■ REQUIRED WORK ■
Across the listing below, count the lines that mention the string "subtitle". Reply with the figure only.

--- start of TASK MATERIAL ---

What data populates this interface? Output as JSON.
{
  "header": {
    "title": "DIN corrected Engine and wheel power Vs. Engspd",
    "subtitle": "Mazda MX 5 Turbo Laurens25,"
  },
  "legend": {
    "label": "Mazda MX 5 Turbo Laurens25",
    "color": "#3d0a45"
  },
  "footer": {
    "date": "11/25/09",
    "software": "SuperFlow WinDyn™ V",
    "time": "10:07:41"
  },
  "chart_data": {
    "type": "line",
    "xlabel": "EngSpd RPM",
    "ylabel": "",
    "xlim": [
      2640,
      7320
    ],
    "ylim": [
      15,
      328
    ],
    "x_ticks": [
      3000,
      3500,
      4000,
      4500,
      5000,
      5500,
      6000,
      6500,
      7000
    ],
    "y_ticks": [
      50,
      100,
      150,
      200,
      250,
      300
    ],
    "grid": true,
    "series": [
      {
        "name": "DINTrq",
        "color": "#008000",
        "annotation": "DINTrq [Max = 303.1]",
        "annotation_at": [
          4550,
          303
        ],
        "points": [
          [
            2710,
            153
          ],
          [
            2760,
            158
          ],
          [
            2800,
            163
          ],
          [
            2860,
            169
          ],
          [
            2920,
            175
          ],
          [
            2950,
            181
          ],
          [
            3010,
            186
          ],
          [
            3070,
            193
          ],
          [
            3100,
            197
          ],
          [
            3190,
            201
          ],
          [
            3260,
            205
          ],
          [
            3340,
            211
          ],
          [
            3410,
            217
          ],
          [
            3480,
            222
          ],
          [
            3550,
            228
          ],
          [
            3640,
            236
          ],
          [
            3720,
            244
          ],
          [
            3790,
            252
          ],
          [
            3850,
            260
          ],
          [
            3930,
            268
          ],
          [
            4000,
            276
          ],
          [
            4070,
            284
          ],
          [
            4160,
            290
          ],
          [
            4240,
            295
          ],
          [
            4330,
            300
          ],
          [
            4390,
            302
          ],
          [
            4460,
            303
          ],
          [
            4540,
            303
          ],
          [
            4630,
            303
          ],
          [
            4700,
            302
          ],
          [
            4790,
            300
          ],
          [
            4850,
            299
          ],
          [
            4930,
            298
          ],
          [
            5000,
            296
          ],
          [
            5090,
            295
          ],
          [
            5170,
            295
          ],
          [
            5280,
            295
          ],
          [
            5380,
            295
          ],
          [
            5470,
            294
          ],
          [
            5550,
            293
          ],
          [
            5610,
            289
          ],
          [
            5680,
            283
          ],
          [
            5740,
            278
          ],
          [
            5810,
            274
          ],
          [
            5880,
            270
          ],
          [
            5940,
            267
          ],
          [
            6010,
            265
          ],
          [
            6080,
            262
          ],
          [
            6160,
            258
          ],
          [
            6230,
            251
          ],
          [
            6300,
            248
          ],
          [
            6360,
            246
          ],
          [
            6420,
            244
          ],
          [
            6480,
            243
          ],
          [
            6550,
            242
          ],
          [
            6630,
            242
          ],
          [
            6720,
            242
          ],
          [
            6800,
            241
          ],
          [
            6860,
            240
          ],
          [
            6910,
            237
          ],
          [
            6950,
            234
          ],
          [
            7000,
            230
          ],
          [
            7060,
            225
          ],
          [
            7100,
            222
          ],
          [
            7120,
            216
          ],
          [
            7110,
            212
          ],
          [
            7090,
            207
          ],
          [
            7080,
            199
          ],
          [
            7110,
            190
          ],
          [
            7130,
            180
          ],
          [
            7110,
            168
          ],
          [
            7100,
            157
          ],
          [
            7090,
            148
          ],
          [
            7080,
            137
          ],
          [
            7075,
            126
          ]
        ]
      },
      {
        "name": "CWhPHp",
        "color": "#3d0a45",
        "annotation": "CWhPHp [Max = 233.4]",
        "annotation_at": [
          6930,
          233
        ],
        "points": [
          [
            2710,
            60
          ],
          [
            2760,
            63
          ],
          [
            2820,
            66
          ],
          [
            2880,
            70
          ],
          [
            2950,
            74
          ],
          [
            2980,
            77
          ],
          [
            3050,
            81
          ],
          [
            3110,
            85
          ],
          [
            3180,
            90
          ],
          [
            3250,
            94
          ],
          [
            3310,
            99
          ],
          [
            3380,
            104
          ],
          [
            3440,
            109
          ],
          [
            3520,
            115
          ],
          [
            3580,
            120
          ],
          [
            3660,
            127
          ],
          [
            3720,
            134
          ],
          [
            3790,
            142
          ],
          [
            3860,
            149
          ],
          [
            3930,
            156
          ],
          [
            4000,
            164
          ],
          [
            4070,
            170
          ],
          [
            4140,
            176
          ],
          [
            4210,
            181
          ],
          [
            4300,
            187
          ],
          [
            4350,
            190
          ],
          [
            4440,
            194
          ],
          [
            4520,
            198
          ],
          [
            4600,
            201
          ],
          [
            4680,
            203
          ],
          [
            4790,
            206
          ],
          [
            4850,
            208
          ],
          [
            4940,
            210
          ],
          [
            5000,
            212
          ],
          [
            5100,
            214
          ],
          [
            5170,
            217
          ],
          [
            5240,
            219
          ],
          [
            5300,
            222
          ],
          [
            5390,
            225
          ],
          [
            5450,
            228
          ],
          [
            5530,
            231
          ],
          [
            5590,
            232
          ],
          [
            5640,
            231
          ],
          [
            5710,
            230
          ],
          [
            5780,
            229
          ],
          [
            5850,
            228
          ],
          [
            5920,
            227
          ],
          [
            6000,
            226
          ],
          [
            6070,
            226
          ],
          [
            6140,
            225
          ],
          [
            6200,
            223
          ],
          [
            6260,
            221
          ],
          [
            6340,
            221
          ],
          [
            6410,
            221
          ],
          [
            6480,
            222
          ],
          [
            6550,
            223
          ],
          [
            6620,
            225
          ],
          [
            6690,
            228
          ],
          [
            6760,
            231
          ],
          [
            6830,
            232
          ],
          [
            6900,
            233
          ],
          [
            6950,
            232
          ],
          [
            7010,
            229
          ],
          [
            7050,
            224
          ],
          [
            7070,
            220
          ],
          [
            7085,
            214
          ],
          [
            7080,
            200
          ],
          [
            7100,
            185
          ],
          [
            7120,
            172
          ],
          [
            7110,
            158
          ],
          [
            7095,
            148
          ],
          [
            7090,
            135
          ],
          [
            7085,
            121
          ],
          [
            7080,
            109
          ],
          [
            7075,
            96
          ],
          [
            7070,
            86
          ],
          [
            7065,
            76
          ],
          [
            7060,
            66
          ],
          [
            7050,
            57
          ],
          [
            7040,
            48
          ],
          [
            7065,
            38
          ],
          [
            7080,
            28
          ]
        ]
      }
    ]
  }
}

--- end of TASK MATERIAL ---
--- start of TASK MATERIAL ---

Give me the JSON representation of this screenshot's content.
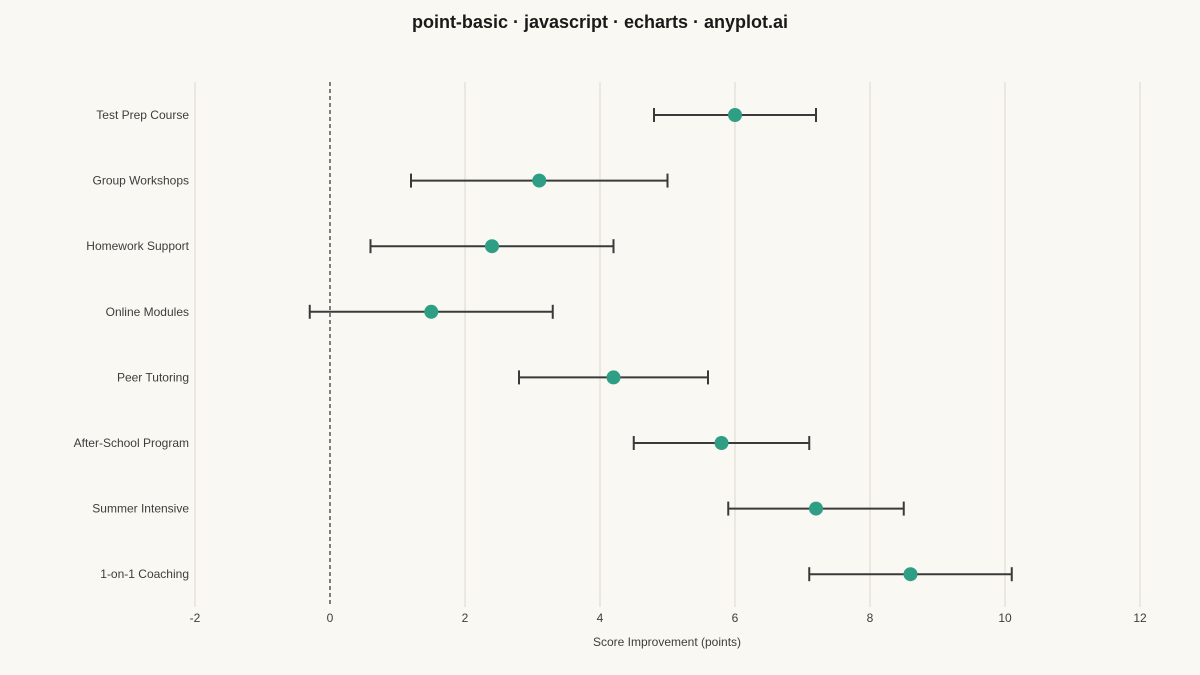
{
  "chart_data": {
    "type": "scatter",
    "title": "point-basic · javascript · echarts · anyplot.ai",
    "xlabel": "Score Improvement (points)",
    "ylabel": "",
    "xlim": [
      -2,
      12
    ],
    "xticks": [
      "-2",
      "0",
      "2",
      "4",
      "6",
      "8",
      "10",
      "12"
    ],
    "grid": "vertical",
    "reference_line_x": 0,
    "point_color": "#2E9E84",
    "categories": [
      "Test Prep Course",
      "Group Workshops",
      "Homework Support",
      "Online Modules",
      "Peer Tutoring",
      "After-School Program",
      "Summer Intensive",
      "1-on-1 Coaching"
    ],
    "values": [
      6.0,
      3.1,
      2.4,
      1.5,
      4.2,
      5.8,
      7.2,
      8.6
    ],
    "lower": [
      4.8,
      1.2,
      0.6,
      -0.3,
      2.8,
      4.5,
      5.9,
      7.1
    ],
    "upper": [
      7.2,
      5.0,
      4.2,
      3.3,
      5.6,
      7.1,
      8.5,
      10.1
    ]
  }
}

--- end of TASK MATERIAL ---
--- start of TASK MATERIAL ---

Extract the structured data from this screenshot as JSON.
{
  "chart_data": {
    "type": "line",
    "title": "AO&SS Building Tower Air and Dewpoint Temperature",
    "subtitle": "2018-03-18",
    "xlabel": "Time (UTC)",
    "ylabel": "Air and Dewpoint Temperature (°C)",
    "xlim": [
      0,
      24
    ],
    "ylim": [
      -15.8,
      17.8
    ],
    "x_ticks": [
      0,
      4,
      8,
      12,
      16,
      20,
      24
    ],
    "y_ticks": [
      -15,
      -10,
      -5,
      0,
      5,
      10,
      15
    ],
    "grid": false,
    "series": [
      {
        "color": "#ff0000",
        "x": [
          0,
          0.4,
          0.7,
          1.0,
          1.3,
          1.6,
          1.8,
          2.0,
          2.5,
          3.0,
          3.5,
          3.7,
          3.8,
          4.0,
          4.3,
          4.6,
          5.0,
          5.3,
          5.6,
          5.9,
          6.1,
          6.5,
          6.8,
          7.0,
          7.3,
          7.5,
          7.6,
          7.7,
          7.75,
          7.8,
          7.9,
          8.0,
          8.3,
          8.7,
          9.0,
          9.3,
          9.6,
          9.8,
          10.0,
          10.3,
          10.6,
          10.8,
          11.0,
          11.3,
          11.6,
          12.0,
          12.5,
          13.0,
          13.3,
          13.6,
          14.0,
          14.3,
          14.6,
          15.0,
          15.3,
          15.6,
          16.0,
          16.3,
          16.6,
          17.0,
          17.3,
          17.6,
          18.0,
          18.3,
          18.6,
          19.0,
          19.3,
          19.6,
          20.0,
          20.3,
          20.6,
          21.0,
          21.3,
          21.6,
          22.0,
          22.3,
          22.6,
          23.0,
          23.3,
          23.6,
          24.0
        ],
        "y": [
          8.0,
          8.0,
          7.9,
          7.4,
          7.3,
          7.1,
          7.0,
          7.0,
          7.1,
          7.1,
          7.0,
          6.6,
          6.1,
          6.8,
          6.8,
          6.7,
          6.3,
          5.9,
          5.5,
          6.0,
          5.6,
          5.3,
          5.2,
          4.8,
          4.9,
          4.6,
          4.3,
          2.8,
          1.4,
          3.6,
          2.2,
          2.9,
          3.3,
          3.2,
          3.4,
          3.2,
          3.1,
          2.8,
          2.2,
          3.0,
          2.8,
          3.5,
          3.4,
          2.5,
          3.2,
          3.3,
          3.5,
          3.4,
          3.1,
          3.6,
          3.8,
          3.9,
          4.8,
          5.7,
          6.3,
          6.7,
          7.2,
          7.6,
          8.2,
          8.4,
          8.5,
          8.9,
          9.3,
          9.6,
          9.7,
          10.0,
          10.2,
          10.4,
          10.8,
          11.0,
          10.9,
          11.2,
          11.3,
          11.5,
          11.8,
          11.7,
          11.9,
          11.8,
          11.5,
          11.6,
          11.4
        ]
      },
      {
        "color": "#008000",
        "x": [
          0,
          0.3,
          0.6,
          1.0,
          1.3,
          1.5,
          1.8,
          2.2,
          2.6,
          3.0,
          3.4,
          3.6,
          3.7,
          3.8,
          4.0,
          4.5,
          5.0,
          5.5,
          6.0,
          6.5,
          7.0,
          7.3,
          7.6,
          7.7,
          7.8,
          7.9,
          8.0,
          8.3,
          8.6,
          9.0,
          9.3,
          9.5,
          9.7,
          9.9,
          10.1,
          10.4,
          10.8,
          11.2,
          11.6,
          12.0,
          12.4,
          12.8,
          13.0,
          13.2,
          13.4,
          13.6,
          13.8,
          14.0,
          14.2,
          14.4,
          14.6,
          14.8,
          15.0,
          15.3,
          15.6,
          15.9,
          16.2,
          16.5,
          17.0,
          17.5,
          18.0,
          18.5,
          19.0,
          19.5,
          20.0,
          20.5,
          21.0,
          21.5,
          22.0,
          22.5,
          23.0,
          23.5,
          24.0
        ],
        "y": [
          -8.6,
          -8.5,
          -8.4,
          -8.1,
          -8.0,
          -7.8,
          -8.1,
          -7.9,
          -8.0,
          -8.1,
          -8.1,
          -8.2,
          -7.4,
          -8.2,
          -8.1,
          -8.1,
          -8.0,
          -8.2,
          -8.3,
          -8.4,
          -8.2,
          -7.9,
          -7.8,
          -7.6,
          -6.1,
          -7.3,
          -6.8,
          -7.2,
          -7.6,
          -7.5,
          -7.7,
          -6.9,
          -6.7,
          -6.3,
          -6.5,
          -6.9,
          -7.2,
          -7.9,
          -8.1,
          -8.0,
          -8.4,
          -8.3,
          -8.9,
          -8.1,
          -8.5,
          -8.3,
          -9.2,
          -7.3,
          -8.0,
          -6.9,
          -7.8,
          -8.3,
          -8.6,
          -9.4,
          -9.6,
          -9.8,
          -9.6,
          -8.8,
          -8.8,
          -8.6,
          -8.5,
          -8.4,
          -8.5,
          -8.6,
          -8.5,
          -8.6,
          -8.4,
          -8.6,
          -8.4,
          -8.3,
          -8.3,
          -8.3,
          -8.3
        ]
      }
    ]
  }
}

--- end of TASK MATERIAL ---

■ RESPONSE BELOW ■
2